_Problem details_
Note how many lines hold the string "Valuma" and give that number without any other words.

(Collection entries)

::::

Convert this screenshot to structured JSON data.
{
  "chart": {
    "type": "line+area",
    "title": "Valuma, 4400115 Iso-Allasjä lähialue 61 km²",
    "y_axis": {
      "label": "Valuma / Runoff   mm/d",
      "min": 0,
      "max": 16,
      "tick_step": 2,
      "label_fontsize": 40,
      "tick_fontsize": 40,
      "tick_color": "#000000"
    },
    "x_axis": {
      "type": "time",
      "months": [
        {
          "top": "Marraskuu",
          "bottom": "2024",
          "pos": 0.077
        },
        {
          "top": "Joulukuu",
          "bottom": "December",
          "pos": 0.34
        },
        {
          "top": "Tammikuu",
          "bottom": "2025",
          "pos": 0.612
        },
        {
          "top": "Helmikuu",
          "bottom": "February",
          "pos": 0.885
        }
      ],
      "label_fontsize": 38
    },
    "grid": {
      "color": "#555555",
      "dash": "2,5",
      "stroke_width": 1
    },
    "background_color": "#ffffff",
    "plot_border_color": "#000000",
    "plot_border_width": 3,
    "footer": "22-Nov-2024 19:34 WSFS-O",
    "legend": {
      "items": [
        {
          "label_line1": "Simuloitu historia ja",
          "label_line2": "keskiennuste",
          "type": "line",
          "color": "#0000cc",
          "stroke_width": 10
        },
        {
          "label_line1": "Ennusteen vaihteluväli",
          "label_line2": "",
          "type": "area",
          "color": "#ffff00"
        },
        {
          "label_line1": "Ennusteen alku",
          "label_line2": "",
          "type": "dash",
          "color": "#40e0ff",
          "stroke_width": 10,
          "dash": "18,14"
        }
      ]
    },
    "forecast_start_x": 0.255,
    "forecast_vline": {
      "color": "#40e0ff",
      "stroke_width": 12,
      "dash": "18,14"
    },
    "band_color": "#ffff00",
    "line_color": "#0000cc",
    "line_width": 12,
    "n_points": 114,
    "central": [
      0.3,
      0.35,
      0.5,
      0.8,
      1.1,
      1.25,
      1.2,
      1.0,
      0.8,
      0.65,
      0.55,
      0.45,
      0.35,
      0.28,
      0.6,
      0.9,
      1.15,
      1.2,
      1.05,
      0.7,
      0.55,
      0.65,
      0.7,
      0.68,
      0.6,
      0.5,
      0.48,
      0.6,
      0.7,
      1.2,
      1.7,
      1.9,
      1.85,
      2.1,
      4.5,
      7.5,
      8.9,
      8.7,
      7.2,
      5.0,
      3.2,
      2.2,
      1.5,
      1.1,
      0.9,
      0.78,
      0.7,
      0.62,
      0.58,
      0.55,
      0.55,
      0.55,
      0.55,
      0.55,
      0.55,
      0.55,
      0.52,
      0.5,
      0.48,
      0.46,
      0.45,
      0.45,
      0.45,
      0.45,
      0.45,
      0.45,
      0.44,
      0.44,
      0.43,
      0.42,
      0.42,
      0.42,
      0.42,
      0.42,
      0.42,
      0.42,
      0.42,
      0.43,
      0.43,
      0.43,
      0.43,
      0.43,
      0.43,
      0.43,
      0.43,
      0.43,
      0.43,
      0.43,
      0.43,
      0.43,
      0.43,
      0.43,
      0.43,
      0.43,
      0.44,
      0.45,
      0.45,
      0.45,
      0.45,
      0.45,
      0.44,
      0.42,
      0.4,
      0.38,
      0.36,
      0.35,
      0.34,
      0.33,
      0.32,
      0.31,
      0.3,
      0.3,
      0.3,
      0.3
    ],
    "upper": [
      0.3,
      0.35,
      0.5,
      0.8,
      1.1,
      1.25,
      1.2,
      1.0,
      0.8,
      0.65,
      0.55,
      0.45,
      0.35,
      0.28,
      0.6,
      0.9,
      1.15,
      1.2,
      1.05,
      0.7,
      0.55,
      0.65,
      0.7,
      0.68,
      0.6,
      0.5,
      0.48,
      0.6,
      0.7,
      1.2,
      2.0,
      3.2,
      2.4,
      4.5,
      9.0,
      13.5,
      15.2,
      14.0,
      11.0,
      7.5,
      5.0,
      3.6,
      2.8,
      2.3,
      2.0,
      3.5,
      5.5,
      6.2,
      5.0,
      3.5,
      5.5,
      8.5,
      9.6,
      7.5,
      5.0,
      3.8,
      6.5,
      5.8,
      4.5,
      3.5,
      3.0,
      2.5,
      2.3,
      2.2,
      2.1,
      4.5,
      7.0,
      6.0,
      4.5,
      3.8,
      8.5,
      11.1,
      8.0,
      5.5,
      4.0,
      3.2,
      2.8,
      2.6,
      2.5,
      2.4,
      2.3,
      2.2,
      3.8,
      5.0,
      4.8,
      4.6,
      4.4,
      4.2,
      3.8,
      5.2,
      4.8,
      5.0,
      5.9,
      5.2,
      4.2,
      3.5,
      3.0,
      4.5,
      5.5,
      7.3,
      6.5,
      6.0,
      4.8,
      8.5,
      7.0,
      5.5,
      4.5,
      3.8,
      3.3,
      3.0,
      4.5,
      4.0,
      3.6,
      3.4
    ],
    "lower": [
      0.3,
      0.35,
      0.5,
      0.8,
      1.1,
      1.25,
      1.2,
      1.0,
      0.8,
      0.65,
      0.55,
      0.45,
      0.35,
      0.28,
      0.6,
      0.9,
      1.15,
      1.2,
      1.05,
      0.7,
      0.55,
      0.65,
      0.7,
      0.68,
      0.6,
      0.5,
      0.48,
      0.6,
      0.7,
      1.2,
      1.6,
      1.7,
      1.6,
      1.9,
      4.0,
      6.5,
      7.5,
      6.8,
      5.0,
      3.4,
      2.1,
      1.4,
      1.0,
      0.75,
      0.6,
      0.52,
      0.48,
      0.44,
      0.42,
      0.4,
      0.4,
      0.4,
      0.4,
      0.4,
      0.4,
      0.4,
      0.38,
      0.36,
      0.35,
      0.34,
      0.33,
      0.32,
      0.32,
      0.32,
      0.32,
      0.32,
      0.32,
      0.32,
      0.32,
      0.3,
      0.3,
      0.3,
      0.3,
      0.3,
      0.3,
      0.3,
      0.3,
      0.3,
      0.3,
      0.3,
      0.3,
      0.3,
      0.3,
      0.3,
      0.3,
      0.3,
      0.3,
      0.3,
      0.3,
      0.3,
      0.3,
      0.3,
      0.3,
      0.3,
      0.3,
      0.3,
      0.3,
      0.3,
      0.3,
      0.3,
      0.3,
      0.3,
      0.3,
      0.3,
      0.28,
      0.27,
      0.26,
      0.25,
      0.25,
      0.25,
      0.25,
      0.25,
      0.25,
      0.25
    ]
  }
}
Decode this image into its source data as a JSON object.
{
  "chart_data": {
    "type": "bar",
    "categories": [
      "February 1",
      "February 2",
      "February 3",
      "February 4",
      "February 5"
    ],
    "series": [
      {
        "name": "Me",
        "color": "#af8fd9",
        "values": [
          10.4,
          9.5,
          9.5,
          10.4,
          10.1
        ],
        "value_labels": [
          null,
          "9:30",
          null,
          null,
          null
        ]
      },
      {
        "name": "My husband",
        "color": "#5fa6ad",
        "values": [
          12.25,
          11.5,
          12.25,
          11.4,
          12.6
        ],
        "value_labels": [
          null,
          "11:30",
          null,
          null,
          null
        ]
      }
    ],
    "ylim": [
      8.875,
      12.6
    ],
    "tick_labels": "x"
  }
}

::::

_Exercise answer_
2